• What is being asked
In the records below, tally every line containing "desc". Report only the total.

• Data supplied
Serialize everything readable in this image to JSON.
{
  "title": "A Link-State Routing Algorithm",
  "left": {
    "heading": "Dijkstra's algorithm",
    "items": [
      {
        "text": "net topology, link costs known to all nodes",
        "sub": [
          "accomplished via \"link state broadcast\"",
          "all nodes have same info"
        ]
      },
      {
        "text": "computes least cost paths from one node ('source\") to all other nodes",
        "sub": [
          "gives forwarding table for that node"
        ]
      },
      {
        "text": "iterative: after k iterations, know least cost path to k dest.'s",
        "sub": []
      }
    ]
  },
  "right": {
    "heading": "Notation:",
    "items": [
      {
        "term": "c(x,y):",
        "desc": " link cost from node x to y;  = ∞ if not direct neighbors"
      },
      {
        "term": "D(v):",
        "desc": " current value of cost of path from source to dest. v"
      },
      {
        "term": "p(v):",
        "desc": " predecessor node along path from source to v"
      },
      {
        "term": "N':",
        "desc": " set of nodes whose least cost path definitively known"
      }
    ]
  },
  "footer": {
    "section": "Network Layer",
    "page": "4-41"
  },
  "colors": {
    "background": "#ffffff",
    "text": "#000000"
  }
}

• Task response
4